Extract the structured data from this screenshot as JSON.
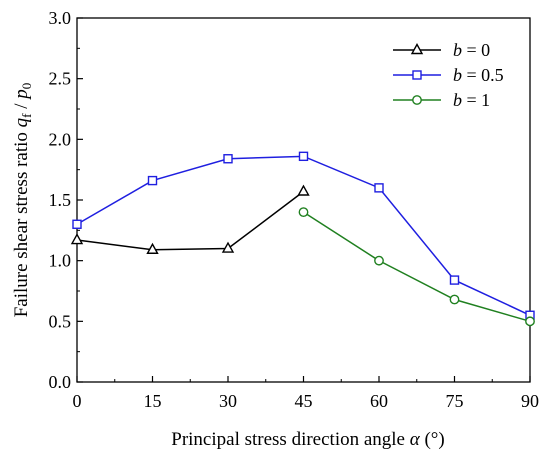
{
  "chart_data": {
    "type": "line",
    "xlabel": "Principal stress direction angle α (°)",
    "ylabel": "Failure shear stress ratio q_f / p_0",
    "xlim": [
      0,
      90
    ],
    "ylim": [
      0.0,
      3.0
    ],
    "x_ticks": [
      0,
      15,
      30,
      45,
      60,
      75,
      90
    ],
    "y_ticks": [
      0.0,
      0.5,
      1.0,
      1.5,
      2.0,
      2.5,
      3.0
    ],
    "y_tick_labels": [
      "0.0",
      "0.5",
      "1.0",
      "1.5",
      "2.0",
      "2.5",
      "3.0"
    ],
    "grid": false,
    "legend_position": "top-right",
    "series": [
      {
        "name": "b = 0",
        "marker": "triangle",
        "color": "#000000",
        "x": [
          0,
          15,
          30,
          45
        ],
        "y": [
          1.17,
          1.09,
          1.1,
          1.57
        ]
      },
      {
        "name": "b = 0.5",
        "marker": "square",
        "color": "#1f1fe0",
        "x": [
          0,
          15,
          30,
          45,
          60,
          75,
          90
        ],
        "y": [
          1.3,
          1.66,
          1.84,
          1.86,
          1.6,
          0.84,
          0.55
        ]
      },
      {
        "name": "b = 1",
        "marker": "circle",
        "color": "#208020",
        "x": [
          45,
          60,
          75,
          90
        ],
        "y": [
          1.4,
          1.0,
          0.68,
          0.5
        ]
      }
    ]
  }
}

Work required:
Copy out each line in the listing that has the word "color".

Result:
        "color": "#000000",
        "color": "#1f1fe0",
        "color": "#208020",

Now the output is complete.